Start Selected text
However, in recent years British charity shops have rather shot themselves in the foot. They’ve sanitised themselves. They try to look like a swishy boutique. A step above vintage shops in fact. More like one of those dreadful provincial ’boutiques’ which haven’t updated their stock since 1983 (but they do have the awesome tangerine-skinned mannequins which I slightly covet!).

From conversations with the manager of a former favourite haunt (in my pre-emmapeelpants days) where I found my first Varons and many other beloved pieces I still can’t bear to sell or donate no matter how tatty they get, I know that the people running them had a dreadful habit of chucking out the vintage stuff in favour of tatty, bobbly Topshop jerseys from two seasons ago. Simply because Topshop was ‘modern’ and that’s what they thought people wanted. Au contraire.

Now with the explosion of vintage on eBay and the WWW, they realise their dreadful mistakes of 5-10 years ago. But with fewer pieces even being donated in the first place (even the most elderly of ladies will realise she can get a few pounds if her daughter puts them on eBay), and the best stuff being siphoned off to Oxfam online and their ilk, they have little vintage of any value or importance. But because it’s ‘old’, it’s now valuable. So no-name polyester maxi nightmares are priced at £25 with ‘VINTAGE’ scribbled on the hang tag in a written ‘up yours’ to anyone who might like to question the pricing with the manager.

Oxfam: Possibly the most boring, homogenised charity shops in the world.


Strip lighting, modern shop fittings. It’s all so nasty and commercial, but without the goods to back it up. And who is paying for the refits? It’s either the charity or the shopper with those inflated prices. To be honest, I so rarely visit charity shops anymore because so few have remained as they once were. In fact, there are more vintage shops I know which have retained that shabby, aladdin’s cave glamour of charity shops past….. I don’t want to be assaulted with nasty lighting and colour-organised rails, I want to rummage in dark corners and come out triumphantly clutching something I love.

I would never have been able to keep afloat as a vintage business even if all charity shops had remained like this, my other sources have always been more important. But I got a personal thrill from the charity shops. As a vintage girl, as someone who likes to wear something old, something different. That buzz, that flutter in the stomach when you feel a sliver of moss crepe as you rifle the rails. Most of my charity shop gear ended up in my own wardrobe anyway, there’s something about having discovered something yourself which means you become far more emotionally attached anyway! I still fondly remember a black velvet jacket I bought for £2 when I was 14 and wore until it literally fell apart. I couldn’t throw it away, but my mum did it for me (a regular argument we used to have was about her tendency to throw away the tatty things I thought I might rescue one day!)

The reason I’m ranting about this now is that today I wandered up the road from my flat, a direction I rarely need to go in, because I was dropping off some dry-cleaning and I sauntered into a charity shop I’ve been past countless times on the bus and never entered. This time I entered and I felt like I’d gone back in time. This was a proper charity shop. No fancy fittings, just the beautiful shabby interiors of whatever shop it used to be. Rails and rails. No organisation. No sizing. No colour coordination. Trunks full of ‘stuff’. You get the feeling they pretty much put out anything which gets donated. It had that dusty, musty atmosphere. The lighting was low. They’d cobbled together a gorgeous little changing room at the end with draped scarves and one of those fancy net drapes for your bed. They had old film posters on the wall beside the stairs up to their backroom. One of them was for Gentlemen Prefer Blondes, which I’m very tempted to go back and ask if it’s actually for sale.
End Selected text
### Task A
Answer these questions from the post about charity shops:
(i) What price is given for the no-name polyester maxi dresses?
(ii) How much did the black velvet jacket cost, and how old was the writer when buying it?
(iii) Which film was advertised on one of the posters beside the stairs?
### Task B
Reproduce word for word the section of the charity shop post that begins with the words containing "Now with the" and ends with "with the manager.".
Start Supplied entries
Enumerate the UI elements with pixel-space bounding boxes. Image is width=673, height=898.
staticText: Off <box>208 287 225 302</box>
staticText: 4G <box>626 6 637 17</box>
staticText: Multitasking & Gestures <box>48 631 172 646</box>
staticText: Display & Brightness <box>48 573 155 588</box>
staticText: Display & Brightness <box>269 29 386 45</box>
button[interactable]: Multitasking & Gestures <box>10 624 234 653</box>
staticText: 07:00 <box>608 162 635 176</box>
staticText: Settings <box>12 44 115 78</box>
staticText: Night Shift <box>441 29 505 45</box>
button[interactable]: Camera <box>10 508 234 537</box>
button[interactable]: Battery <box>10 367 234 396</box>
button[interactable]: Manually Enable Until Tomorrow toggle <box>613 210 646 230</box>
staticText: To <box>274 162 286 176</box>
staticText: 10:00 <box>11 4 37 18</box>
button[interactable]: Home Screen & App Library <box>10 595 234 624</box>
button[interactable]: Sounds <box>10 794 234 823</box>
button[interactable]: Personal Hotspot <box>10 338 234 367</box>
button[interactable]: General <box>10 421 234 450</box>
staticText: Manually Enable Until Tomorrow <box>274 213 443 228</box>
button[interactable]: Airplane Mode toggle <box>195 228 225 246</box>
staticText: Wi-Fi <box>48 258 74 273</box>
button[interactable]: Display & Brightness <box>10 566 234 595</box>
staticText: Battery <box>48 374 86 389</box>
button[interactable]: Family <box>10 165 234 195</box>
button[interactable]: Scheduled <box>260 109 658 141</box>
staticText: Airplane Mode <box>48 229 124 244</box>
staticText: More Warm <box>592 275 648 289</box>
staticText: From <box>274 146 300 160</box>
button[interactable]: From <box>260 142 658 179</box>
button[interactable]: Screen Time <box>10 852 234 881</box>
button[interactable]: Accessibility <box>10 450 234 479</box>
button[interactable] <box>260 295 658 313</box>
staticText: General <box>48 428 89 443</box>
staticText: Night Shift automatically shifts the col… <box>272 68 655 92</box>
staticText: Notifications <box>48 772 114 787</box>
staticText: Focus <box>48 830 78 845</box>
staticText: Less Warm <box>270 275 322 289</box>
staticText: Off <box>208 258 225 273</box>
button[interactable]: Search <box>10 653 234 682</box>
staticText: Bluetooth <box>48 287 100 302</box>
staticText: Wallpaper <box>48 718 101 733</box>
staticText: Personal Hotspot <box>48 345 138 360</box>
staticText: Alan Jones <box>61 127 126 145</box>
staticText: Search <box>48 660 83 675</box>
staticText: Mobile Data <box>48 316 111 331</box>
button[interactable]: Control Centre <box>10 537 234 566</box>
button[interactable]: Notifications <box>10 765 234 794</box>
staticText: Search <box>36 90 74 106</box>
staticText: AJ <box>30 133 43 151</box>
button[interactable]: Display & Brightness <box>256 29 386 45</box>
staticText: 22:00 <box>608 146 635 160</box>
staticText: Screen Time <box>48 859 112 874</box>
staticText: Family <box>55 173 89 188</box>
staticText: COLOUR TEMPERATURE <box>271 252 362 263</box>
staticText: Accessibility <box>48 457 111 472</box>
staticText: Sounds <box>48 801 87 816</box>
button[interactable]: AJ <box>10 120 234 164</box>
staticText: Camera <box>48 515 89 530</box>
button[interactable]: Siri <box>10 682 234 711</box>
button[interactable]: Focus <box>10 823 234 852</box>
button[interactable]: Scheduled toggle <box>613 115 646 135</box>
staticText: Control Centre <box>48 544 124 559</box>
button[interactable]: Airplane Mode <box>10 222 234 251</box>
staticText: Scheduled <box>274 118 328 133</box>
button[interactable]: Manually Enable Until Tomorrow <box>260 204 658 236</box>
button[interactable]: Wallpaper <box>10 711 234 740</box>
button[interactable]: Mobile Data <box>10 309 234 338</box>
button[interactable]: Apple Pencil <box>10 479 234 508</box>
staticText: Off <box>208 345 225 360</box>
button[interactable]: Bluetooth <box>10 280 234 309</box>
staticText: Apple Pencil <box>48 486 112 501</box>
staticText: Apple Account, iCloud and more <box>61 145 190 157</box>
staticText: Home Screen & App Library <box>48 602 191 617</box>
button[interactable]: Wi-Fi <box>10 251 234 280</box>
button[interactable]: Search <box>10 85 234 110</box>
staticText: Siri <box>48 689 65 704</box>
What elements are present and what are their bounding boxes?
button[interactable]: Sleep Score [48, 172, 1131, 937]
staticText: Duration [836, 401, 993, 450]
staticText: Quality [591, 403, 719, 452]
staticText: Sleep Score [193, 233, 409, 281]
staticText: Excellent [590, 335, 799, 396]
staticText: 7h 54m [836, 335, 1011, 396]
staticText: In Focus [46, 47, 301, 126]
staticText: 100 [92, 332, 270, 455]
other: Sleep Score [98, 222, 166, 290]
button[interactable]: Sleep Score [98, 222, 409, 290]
End Supplied entries
### Task response A
(i) £25
(ii) £2, at age 14
(iii) Gentlemen Prefer Blondes

### Task response B
Now with the explosion of vintage on eBay and the WWW, they realise their dreadful mistakes of 5-10 years ago. But with fewer pieces even being donated in the first place (even the most elderly of ladies will realise she can get a few pounds if her daughter puts them on eBay), and the best stuff being siphoned off to Oxfam online and their ilk, they have little vintage of any value or importance. But because it’s ‘old’, it’s now valuable. So no-name polyester maxi nightmares are priced at £25 with ‘VINTAGE’ scribbled on the hang tag in a written ‘up yours’ to anyone who might like to question the pricing with the manager.